### GIVEN PROBLEM
Repeat, exactly and in full, the lines of the listing below, but without any pictures.

** start of PROVIDED INFORMATION **

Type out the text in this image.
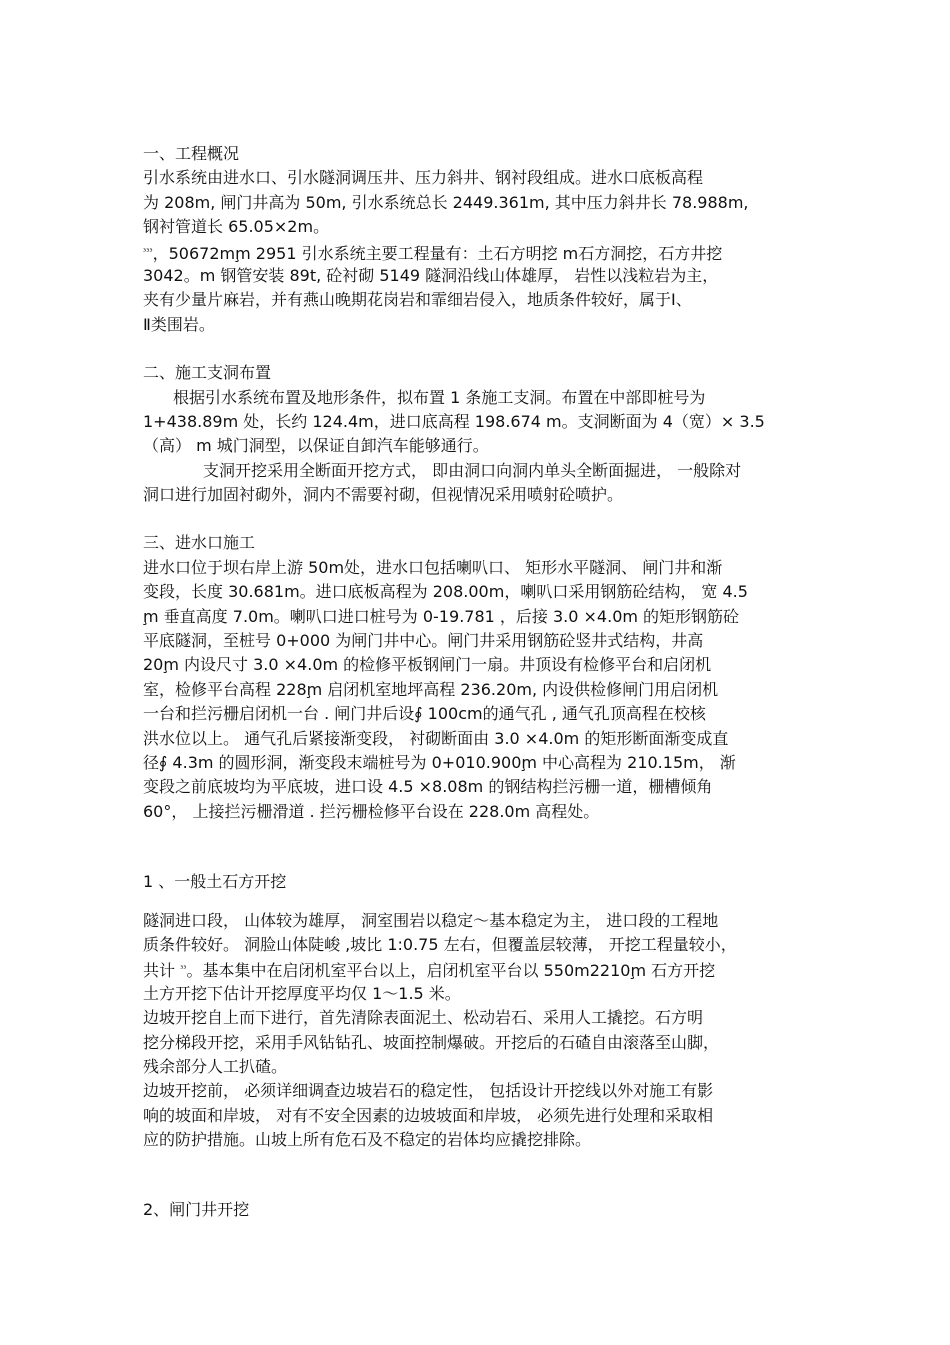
一、工程概况
引水系统由进水口、引水隧洞调压井、压力斜井、钢衬段组成。进水口底板高程
为 208m, 闸门井高为 50m, 引水系统总长 2449.361m, 其中压力斜井长 78.988m,
钢衬管道长 65.05×2m。
$^{^{333}}$，50672mm̧ 2951 引水系统主要工程量有：土石方明挖 m石方洞挖，石方井挖
3042。m 钢管安装 89t, 砼衬砌 5149 隧洞沿线山体雄厚， 岩性以浅粒岩为主，
夹有少量片麻岩，并有燕山晚期花岗岩和霏细岩侵入，地质条件较好，属于Ⅰ、
Ⅱ类围岩。
二、施工支洞布置
根据引水系统布置及地形条件，拟布置 1 条施工支洞。布置在中部即桩号为
1+438.89m 处，长约 124.4m，进口底高程 198.674 m。支洞断面为 4（宽）× 3.5
（高） m 城门洞型，以保证自卸汽车能够通行。
支洞开挖采用全断面开挖方式， 即由洞口向洞内单头全断面掘进， 一般除对
洞口进行加固衬砌外，洞内不需要衬砌，但视情况采用喷射砼喷护。
三、进水口施工
进水口位于坝右岸上游 50m处，进水口包括喇叭口、 矩形水平隧洞、 闸门井和渐
变段，长度 30.681m。进口底板高程为 208.00m，喇叭口采用钢筋砼结构， 宽 4.5
m̧ 垂直高度 7.0m。喇叭口进口桩号为 0-19.781 ，后接 3.0 ×4.0m 的矩形钢筋砼
平底隧洞，至桩号 0+000 为闸门井中心。闸门井采用钢筋砼竖井式结构，井高
20m̧ 内设尺寸 3.0 ×4.0m 的检修平板钢闸门一扇。井顶设有检修平台和启闭机
室，检修平台高程 228m̧ 启闭机室地坪高程 236.20m, 内设供检修闸门用启闭机
一台和拦污栅启闭机一台 . 闸门井后设∮ 100cm的通气孔 , 通气孔顶高程在校核
洪水位以上。 通气孔后紧接渐变段， 衬砌断面由 3.0 ×4.0m 的矩形断面渐变成直
径∮ 4.3m 的圆形洞，渐变段末端桩号为 0+010.900m̧ 中心高程为 210.15m， 渐
变段之前底坡均为平底坡，进口设 4.5 ×8.08m 的钢结构拦污栅一道，栅槽倾角
60°， 上接拦污栅滑道 . 拦污栅检修平台设在 228.0m 高程处。
1 、一般土石方开挖
隧洞进口段， 山体较为雄厚， 洞室围岩以稳定～基本稳定为主， 进口段的工程地
质条件较好。 洞脸山体陡峻 ,坡比 1:0.75 左右，但覆盖层较薄， 开挖工程量较小，
共计 $^{^{33}}$。基本集中在启闭机室平台以上，启闭机室平台以 550m2210m̧ 石方开挖
土方开挖下估计开挖厚度平均仅 1～1.5 米。
边坡开挖自上而下进行，首先清除表面泥土、松动岩石、采用人工撬挖。石方明
挖分梯段开挖，采用手风钻钻孔、坡面控制爆破。开挖后的石碴自由滚落至山脚，
残余部分人工扒碴。
边坡开挖前， 必须详细调查边坡岩石的稳定性， 包括设计开挖线以外对施工有影
响的坡面和岸坡， 对有不安全因素的边坡坡面和岸坡， 必须先进行处理和采取相
应的防护措施。山坡上所有危石及不稳定的岩体均应撬挖排除。
2、闸门井开挖
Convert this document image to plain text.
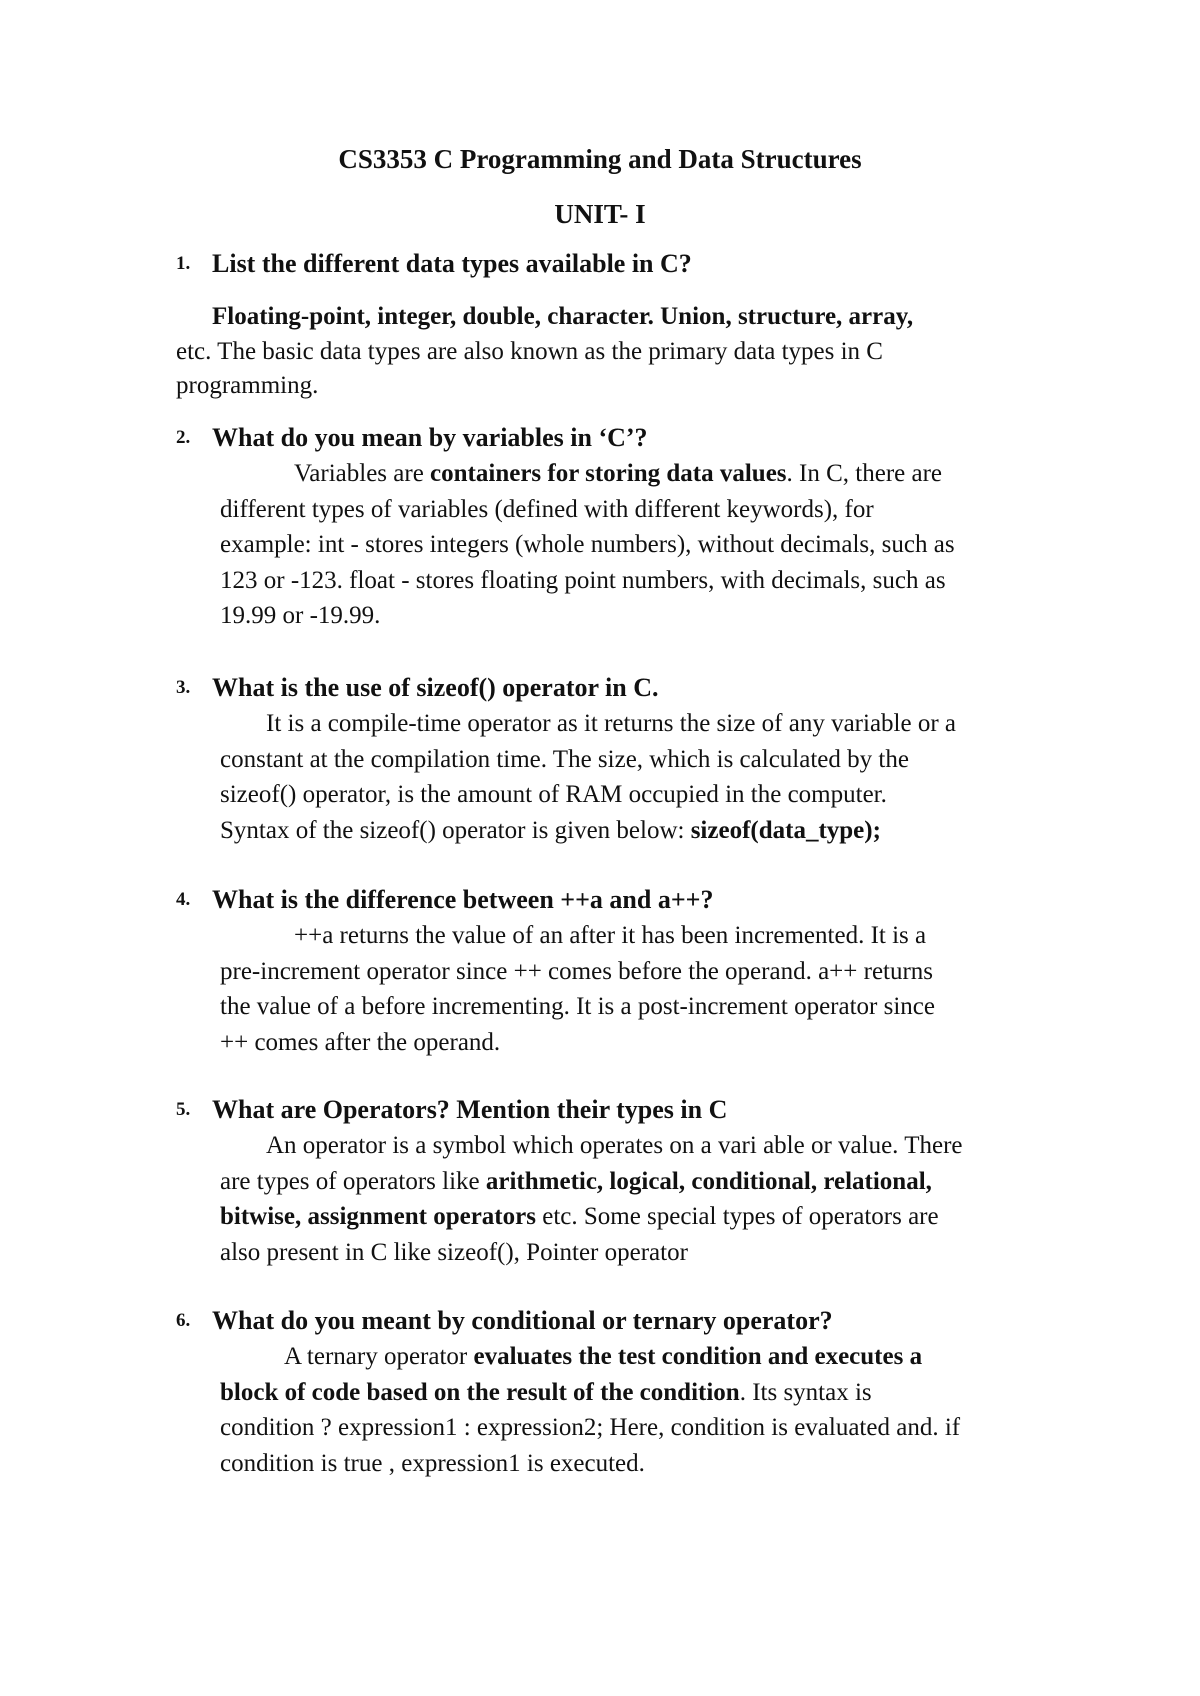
CS3353 C Programming and Data Structures
UNIT- I
1. List the different data types available in C?
Floating-point, integer, double, character. Union, structure, array,
etc. The basic data types are also known as the primary data types in C
programming.
2. What do you mean by variables in ‘C’?
Variables are containers for storing data values. In C, there are
different types of variables (defined with different keywords), for
example: int - stores integers (whole numbers), without decimals, such as
123 or -123. float - stores floating point numbers, with decimals, such as
19.99 or -19.99.
3. What is the use of sizeof() operator in C.
It is a compile-time operator as it returns the size of any variable or a
constant at the compilation time. The size, which is calculated by the
sizeof() operator, is the amount of RAM occupied in the computer.
Syntax of the sizeof() operator is given below: sizeof(data_type);
4. What is the difference between ++a and a++?
++a returns the value of an after it has been incremented. It is a
pre-increment operator since ++ comes before the operand. a++ returns
the value of a before incrementing. It is a post-increment operator since
++ comes after the operand.
5. What are Operators? Mention their types in C
An operator is a symbol which operates on a vari able or value. There
are types of operators like arithmetic, logical, conditional, relational,
bitwise, assignment operators etc. Some special types of operators are
also present in C like sizeof(), Pointer operator
6. What do you meant by conditional or ternary operator?
A ternary operator evaluates the test condition and executes a
block of code based on the result of the condition. Its syntax is
condition ? expression1 : expression2; Here, condition is evaluated and. if
condition is true , expression1 is executed.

** end of PROVIDED INFORMATION **

### SOLUTION TO THIS PROBLEM
Type out the text in this image.
一、工程概况
引水系统由进水口、引水隧洞调压井、压力斜井、钢衬段组成。进水口底板高程
为 208m, 闸门井高为 50m, 引水系统总长 2449.361m, 其中压力斜井长 78.988m,
钢衬管道长 65.05×2m。
$^{^{333}}$，50672mm̧ 2951 引水系统主要工程量有：土石方明挖 m石方洞挖，石方井挖
3042。m 钢管安装 89t, 砼衬砌 5149 隧洞沿线山体雄厚， 岩性以浅粒岩为主，
夹有少量片麻岩，并有燕山晚期花岗岩和霏细岩侵入，地质条件较好，属于Ⅰ、
Ⅱ类围岩。
二、施工支洞布置
根据引水系统布置及地形条件，拟布置 1 条施工支洞。布置在中部即桩号为
1+438.89m 处，长约 124.4m，进口底高程 198.674 m。支洞断面为 4（宽）× 3.5
（高） m 城门洞型，以保证自卸汽车能够通行。
支洞开挖采用全断面开挖方式， 即由洞口向洞内单头全断面掘进， 一般除对
洞口进行加固衬砌外，洞内不需要衬砌，但视情况采用喷射砼喷护。
三、进水口施工
进水口位于坝右岸上游 50m处，进水口包括喇叭口、 矩形水平隧洞、 闸门井和渐
变段，长度 30.681m。进口底板高程为 208.00m，喇叭口采用钢筋砼结构， 宽 4.5
m̧ 垂直高度 7.0m。喇叭口进口桩号为 0-19.781 ，后接 3.0 ×4.0m 的矩形钢筋砼
平底隧洞，至桩号 0+000 为闸门井中心。闸门井采用钢筋砼竖井式结构，井高
20m̧ 内设尺寸 3.0 ×4.0m 的检修平板钢闸门一扇。井顶设有检修平台和启闭机
室，检修平台高程 228m̧ 启闭机室地坪高程 236.20m, 内设供检修闸门用启闭机
一台和拦污栅启闭机一台 . 闸门井后设∮ 100cm的通气孔 , 通气孔顶高程在校核
洪水位以上。 通气孔后紧接渐变段， 衬砌断面由 3.0 ×4.0m 的矩形断面渐变成直
径∮ 4.3m 的圆形洞，渐变段末端桩号为 0+010.900m̧ 中心高程为 210.15m， 渐
变段之前底坡均为平底坡，进口设 4.5 ×8.08m 的钢结构拦污栅一道，栅槽倾角
60°， 上接拦污栅滑道 . 拦污栅检修平台设在 228.0m 高程处。
1 、一般土石方开挖
隧洞进口段， 山体较为雄厚， 洞室围岩以稳定～基本稳定为主， 进口段的工程地
质条件较好。 洞脸山体陡峻 ,坡比 1:0.75 左右，但覆盖层较薄， 开挖工程量较小，
共计 $^{^{33}}$。基本集中在启闭机室平台以上，启闭机室平台以 550m2210m̧ 石方开挖
土方开挖下估计开挖厚度平均仅 1～1.5 米。
边坡开挖自上而下进行，首先清除表面泥土、松动岩石、采用人工撬挖。石方明
挖分梯段开挖，采用手风钻钻孔、坡面控制爆破。开挖后的石碴自由滚落至山脚，
残余部分人工扒碴。
边坡开挖前， 必须详细调查边坡岩石的稳定性， 包括设计开挖线以外对施工有影
响的坡面和岸坡， 对有不安全因素的边坡坡面和岸坡， 必须先进行处理和采取相
应的防护措施。山坡上所有危石及不稳定的岩体均应撬挖排除。
2、闸门井开挖
Convert this document image to plain text.
CS3353 C Programming and Data Structures
UNIT- I
1. List the different data types available in C?
Floating-point, integer, double, character. Union, structure, array,
etc. The basic data types are also known as the primary data types in C
programming.
2. What do you mean by variables in ‘C’?
Variables are containers for storing data values. In C, there are
different types of variables (defined with different keywords), for
example: int - stores integers (whole numbers), without decimals, such as
123 or -123. float - stores floating point numbers, with decimals, such as
19.99 or -19.99.
3. What is the use of sizeof() operator in C.
It is a compile-time operator as it returns the size of any variable or a
constant at the compilation time. The size, which is calculated by the
sizeof() operator, is the amount of RAM occupied in the computer.
Syntax of the sizeof() operator is given below: sizeof(data_type);
4. What is the difference between ++a and a++?
++a returns the value of an after it has been incremented. It is a
pre-increment operator since ++ comes before the operand. a++ returns
the value of a before incrementing. It is a post-increment operator since
++ comes after the operand.
5. What are Operators? Mention their types in C
An operator is a symbol which operates on a vari able or value. There
are types of operators like arithmetic, logical, conditional, relational,
bitwise, assignment operators etc. Some special types of operators are
also present in C like sizeof(), Pointer operator
6. What do you meant by conditional or ternary operator?
A ternary operator evaluates the test condition and executes a
block of code based on the result of the condition. Its syntax is
condition ? expression1 : expression2; Here, condition is evaluated and. if
condition is true , expression1 is executed.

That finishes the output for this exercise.